_Aim of the task:_ Print every entry, word for word, and skip the images.

_Information provided:_
───

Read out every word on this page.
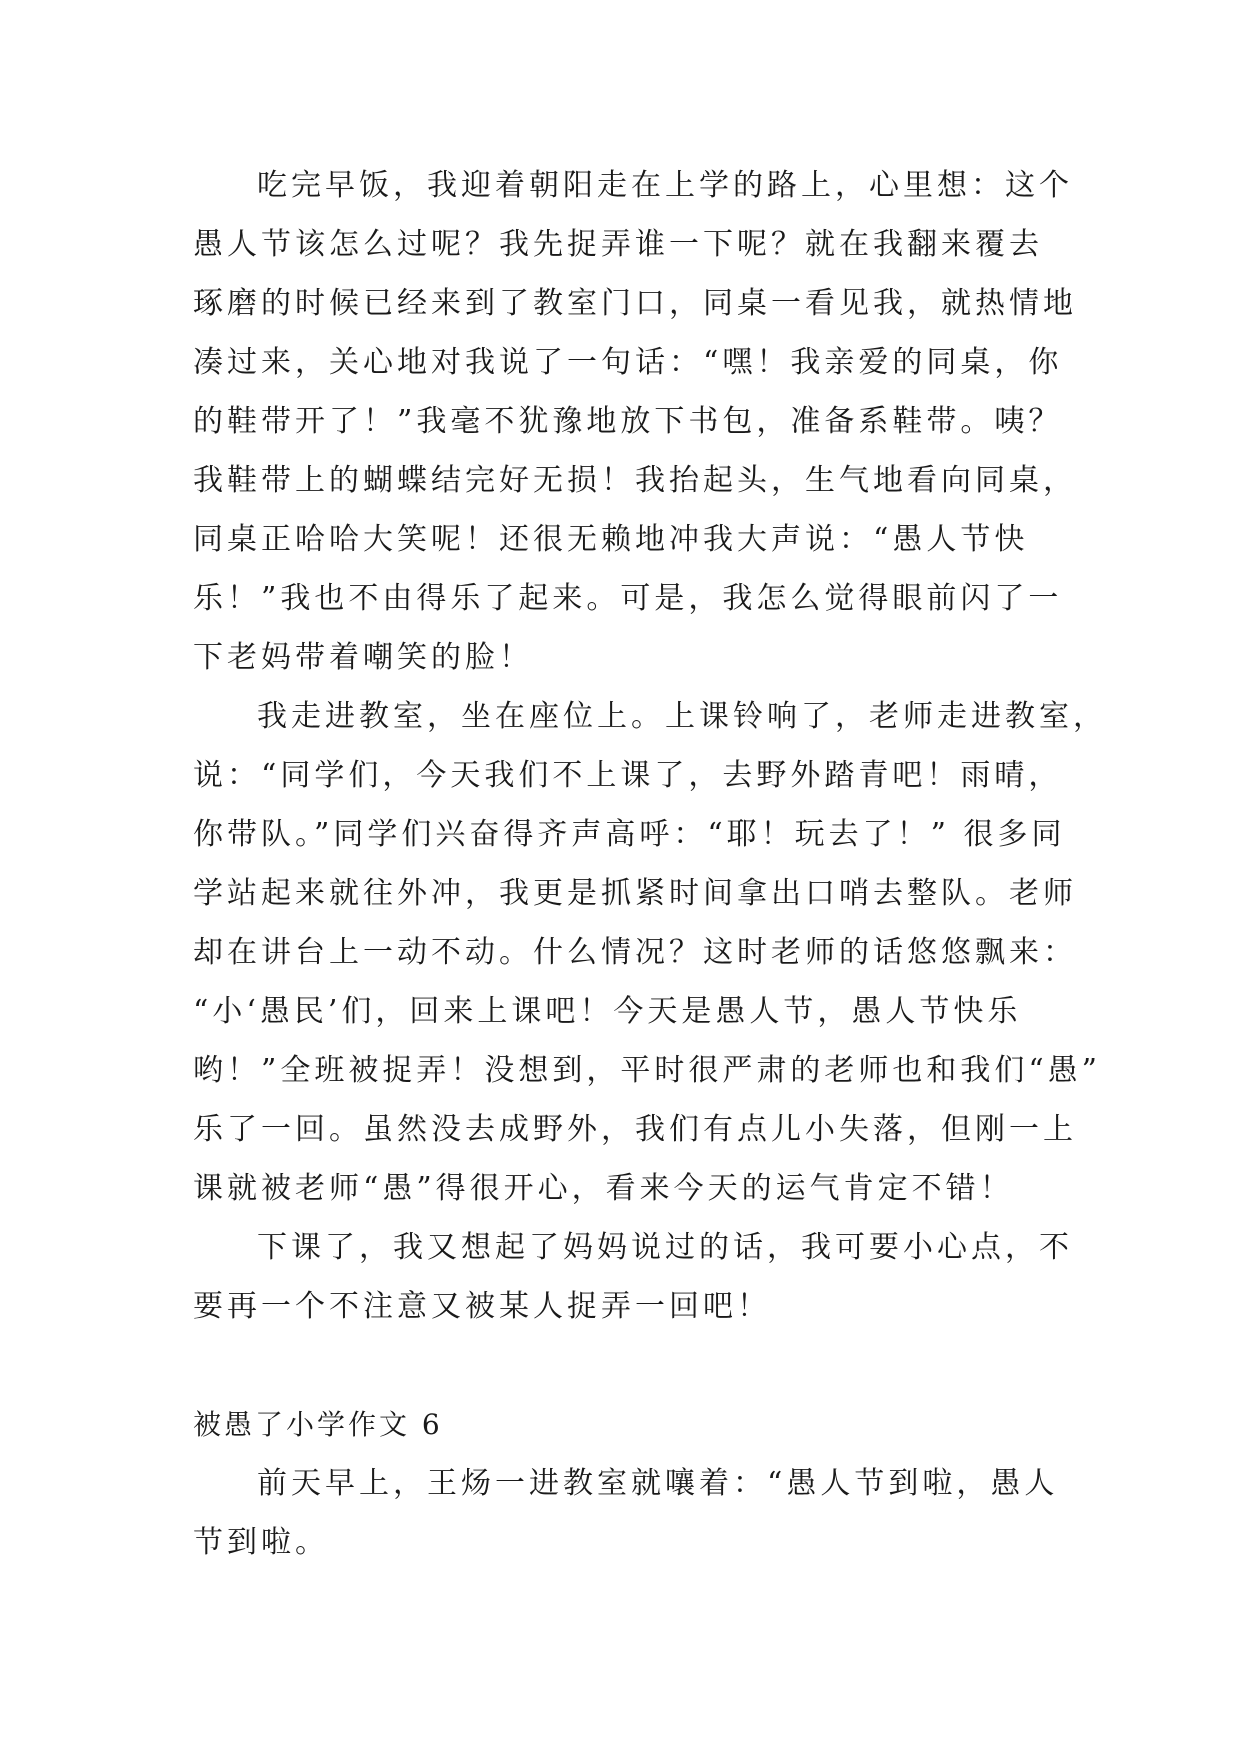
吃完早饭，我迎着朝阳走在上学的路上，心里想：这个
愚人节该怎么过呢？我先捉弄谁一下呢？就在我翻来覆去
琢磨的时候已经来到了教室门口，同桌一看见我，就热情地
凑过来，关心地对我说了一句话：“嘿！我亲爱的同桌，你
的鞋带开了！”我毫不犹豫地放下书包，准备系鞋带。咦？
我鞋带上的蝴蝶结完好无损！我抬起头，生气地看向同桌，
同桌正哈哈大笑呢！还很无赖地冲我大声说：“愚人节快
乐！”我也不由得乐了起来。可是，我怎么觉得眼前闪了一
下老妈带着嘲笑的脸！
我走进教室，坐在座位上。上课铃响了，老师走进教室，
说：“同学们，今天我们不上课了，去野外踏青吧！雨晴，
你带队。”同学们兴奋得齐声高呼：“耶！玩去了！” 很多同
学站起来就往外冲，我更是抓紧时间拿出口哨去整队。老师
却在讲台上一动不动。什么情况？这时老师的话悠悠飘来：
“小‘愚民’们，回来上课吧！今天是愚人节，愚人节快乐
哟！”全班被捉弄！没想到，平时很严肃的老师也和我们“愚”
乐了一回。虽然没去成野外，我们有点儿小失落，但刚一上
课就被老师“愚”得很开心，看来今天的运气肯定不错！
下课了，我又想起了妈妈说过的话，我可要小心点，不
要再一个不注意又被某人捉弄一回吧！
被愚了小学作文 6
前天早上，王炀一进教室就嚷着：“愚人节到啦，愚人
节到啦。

───

_Correct answer:_
Read out every word on this page.
吃完早饭，我迎着朝阳走在上学的路上，心里想：这个
愚人节该怎么过呢？我先捉弄谁一下呢？就在我翻来覆去
琢磨的时候已经来到了教室门口，同桌一看见我，就热情地
凑过来，关心地对我说了一句话：“嘿！我亲爱的同桌，你
的鞋带开了！”我毫不犹豫地放下书包，准备系鞋带。咦？
我鞋带上的蝴蝶结完好无损！我抬起头，生气地看向同桌，
同桌正哈哈大笑呢！还很无赖地冲我大声说：“愚人节快
乐！”我也不由得乐了起来。可是，我怎么觉得眼前闪了一
下老妈带着嘲笑的脸！
我走进教室，坐在座位上。上课铃响了，老师走进教室，
说：“同学们，今天我们不上课了，去野外踏青吧！雨晴，
你带队。”同学们兴奋得齐声高呼：“耶！玩去了！” 很多同
学站起来就往外冲，我更是抓紧时间拿出口哨去整队。老师
却在讲台上一动不动。什么情况？这时老师的话悠悠飘来：
“小‘愚民’们，回来上课吧！今天是愚人节，愚人节快乐
哟！”全班被捉弄！没想到，平时很严肃的老师也和我们“愚”
乐了一回。虽然没去成野外，我们有点儿小失落，但刚一上
课就被老师“愚”得很开心，看来今天的运气肯定不错！
下课了，我又想起了妈妈说过的话，我可要小心点，不
要再一个不注意又被某人捉弄一回吧！
被愚了小学作文 6
前天早上，王炀一进教室就嚷着：“愚人节到啦，愚人
节到啦。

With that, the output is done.